---------- DATASET ----------

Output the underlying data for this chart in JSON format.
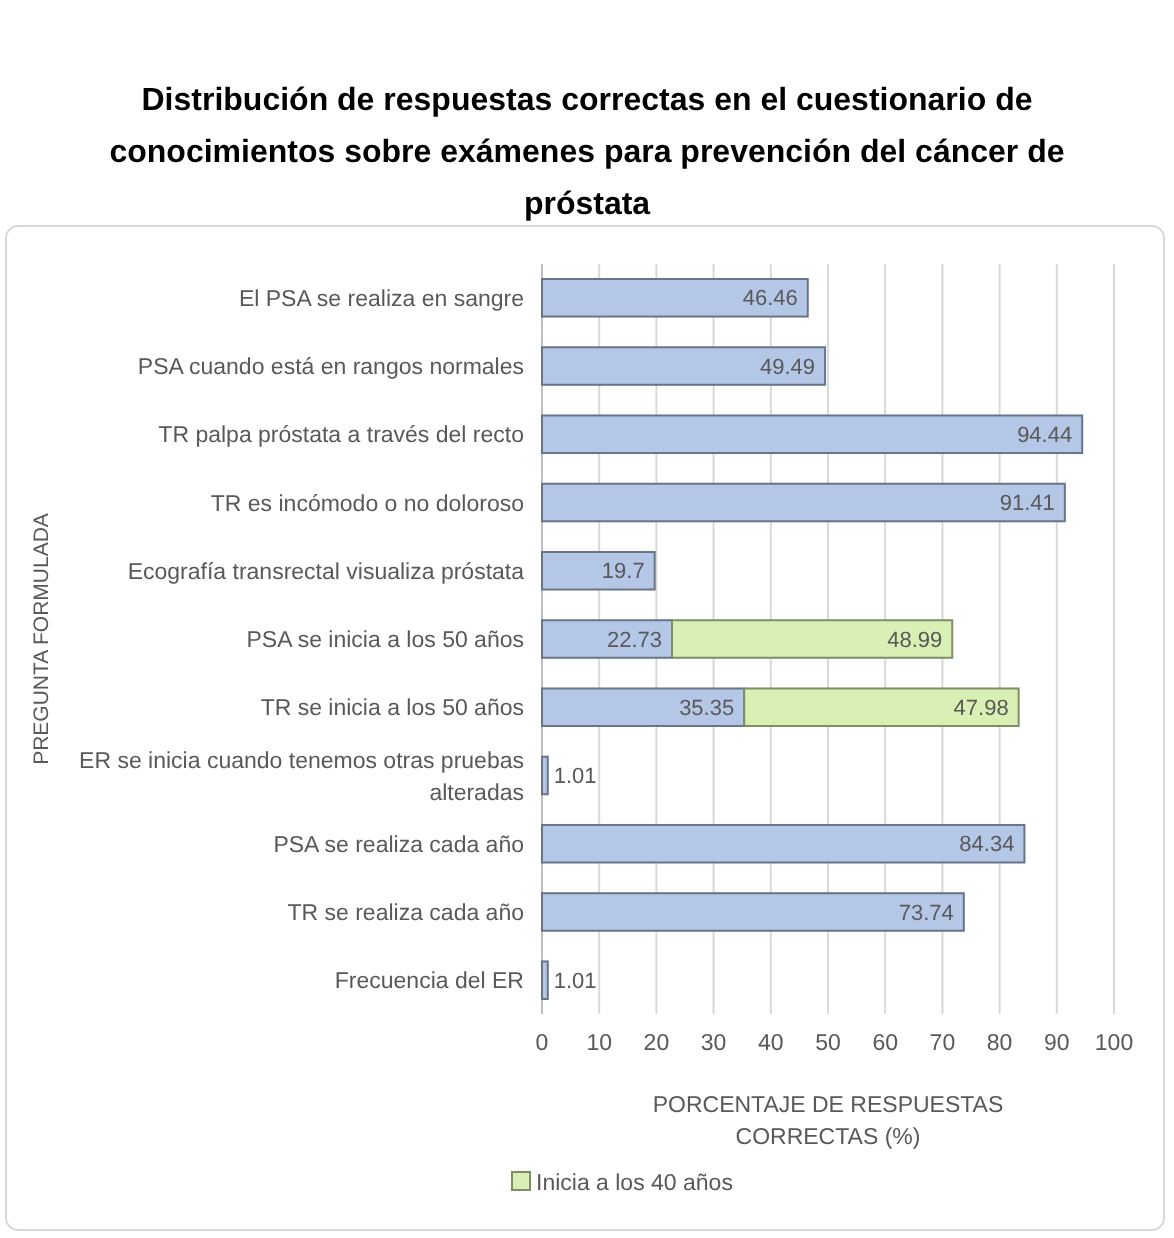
{
  "chart_data": {
    "type": "bar",
    "orientation": "horizontal",
    "stacked": true,
    "title": "Distribución de respuestas correctas en el cuestionario de conocimientos sobre exámenes para prevención del cáncer de próstata",
    "categories": [
      "El PSA se realiza en sangre",
      "PSA cuando está en rangos normales",
      "TR palpa próstata a través del recto",
      "TR es incómodo o no doloroso",
      "Ecografía transrectal visualiza próstata",
      "PSA se inicia a los 50 años",
      "TR se inicia a los 50 años",
      "ER se inicia cuando tenemos otras pruebas alteradas",
      "PSA se realiza cada año",
      "TR se realiza cada año",
      "Frecuencia del ER"
    ],
    "series": [
      {
        "color": "#b4c7e7",
        "values": [
          46.46,
          49.49,
          94.44,
          91.41,
          19.7,
          22.73,
          35.35,
          1.01,
          84.34,
          73.74,
          1.01
        ]
      },
      {
        "name": "Inicia a los 40 años",
        "color": "#d8f0b4",
        "values": [
          null,
          null,
          null,
          null,
          null,
          48.99,
          47.98,
          null,
          null,
          null,
          null
        ]
      }
    ],
    "xlim": [
      0,
      100
    ],
    "xticks": [
      0,
      10,
      20,
      30,
      40,
      50,
      60,
      70,
      80,
      90,
      100
    ],
    "grid": "x",
    "data_labels": true,
    "legend": "bottom left",
    "xlabel": "PORCENTAJE DE RESPUESTAS CORRECTAS (%)",
    "ylabel": "PREGUNTA FORMULADA"
  }
}
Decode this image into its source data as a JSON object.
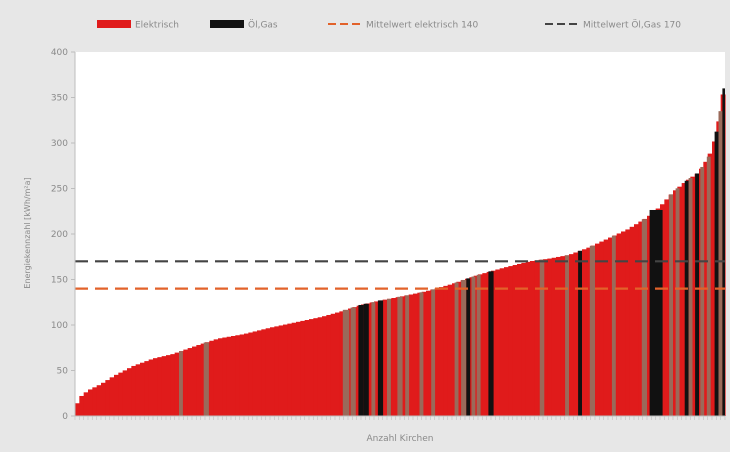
{
  "chart_data": {
    "type": "bar",
    "xlabel": "Anzahl Kirchen",
    "ylabel": "Energiekennzahl [kWh/m²a]",
    "ylim": [
      0,
      400
    ],
    "yticks": [
      0,
      50,
      100,
      150,
      200,
      250,
      300,
      350,
      400
    ],
    "grid": false,
    "legend_position": "top",
    "legend": [
      {
        "label": "Elektrisch",
        "kind": "bar",
        "color": "#e01b1b"
      },
      {
        "label": "Öl,Gas",
        "kind": "bar",
        "color": "#111111"
      },
      {
        "label": "Mittelwert elektrisch 140",
        "kind": "dashed-line",
        "color": "#e2622a"
      },
      {
        "label": "Mittelwert Öl,Gas 170",
        "kind": "dashed-line",
        "color": "#444444"
      }
    ],
    "reference_lines": [
      {
        "name": "Mittelwert elektrisch 140",
        "value": 140,
        "color": "#e2622a"
      },
      {
        "name": "Mittelwert Öl,Gas 170",
        "value": 170,
        "color": "#444444"
      }
    ],
    "profile": [
      [
        0,
        10
      ],
      [
        0.01,
        22
      ],
      [
        0.02,
        28
      ],
      [
        0.04,
        35
      ],
      [
        0.06,
        44
      ],
      [
        0.09,
        55
      ],
      [
        0.12,
        63
      ],
      [
        0.15,
        68
      ],
      [
        0.19,
        78
      ],
      [
        0.22,
        85
      ],
      [
        0.26,
        90
      ],
      [
        0.3,
        97
      ],
      [
        0.34,
        103
      ],
      [
        0.38,
        109
      ],
      [
        0.41,
        115
      ],
      [
        0.44,
        122
      ],
      [
        0.47,
        127
      ],
      [
        0.5,
        131
      ],
      [
        0.54,
        137
      ],
      [
        0.58,
        145
      ],
      [
        0.62,
        155
      ],
      [
        0.66,
        163
      ],
      [
        0.7,
        170
      ],
      [
        0.73,
        173
      ],
      [
        0.76,
        177
      ],
      [
        0.79,
        185
      ],
      [
        0.82,
        195
      ],
      [
        0.85,
        205
      ],
      [
        0.88,
        218
      ],
      [
        0.9,
        230
      ],
      [
        0.92,
        246
      ],
      [
        0.94,
        258
      ],
      [
        0.96,
        268
      ],
      [
        0.975,
        285
      ],
      [
        0.985,
        305
      ],
      [
        0.993,
        335
      ],
      [
        1.0,
        370
      ]
    ],
    "series_colors": {
      "elektrisch": "#e01b1b",
      "oelgas": "#111111",
      "mixed": "#9a6a5a"
    },
    "dark_bar_ranges": [
      [
        0.16,
        0.166,
        "mixed"
      ],
      [
        0.198,
        0.206,
        "mixed"
      ],
      [
        0.412,
        0.422,
        "mixed"
      ],
      [
        0.424,
        0.432,
        "mixed"
      ],
      [
        0.436,
        0.444,
        "oelgas"
      ],
      [
        0.444,
        0.452,
        "oelgas"
      ],
      [
        0.456,
        0.462,
        "mixed"
      ],
      [
        0.466,
        0.474,
        "oelgas"
      ],
      [
        0.48,
        0.486,
        "mixed"
      ],
      [
        0.496,
        0.504,
        "mixed"
      ],
      [
        0.508,
        0.514,
        "mixed"
      ],
      [
        0.53,
        0.536,
        "mixed"
      ],
      [
        0.548,
        0.554,
        "mixed"
      ],
      [
        0.584,
        0.59,
        "mixed"
      ],
      [
        0.594,
        0.602,
        "mixed"
      ],
      [
        0.602,
        0.608,
        "oelgas"
      ],
      [
        0.61,
        0.616,
        "mixed"
      ],
      [
        0.618,
        0.624,
        "mixed"
      ],
      [
        0.636,
        0.644,
        "oelgas"
      ],
      [
        0.715,
        0.722,
        "mixed"
      ],
      [
        0.754,
        0.76,
        "mixed"
      ],
      [
        0.774,
        0.78,
        "oelgas"
      ],
      [
        0.792,
        0.8,
        "mixed"
      ],
      [
        0.826,
        0.832,
        "mixed"
      ],
      [
        0.872,
        0.88,
        "mixed"
      ],
      [
        0.884,
        0.904,
        "oelgas"
      ],
      [
        0.914,
        0.92,
        "mixed"
      ],
      [
        0.924,
        0.93,
        "mixed"
      ],
      [
        0.938,
        0.944,
        "oelgas"
      ],
      [
        0.944,
        0.95,
        "mixed"
      ],
      [
        0.954,
        0.96,
        "oelgas"
      ],
      [
        0.962,
        0.968,
        "mixed"
      ],
      [
        0.972,
        0.978,
        "mixed"
      ],
      [
        0.984,
        0.99,
        "oelgas"
      ],
      [
        0.99,
        0.996,
        "mixed"
      ],
      [
        0.996,
        1.0,
        "oelgas"
      ]
    ],
    "x_ticks": 150
  }
}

----------

*INSTRUCTIONS FOR THE TASK:* Only a number is wanted: how many lines of the data above contain "cuando"?

*TASK RESULT:* 2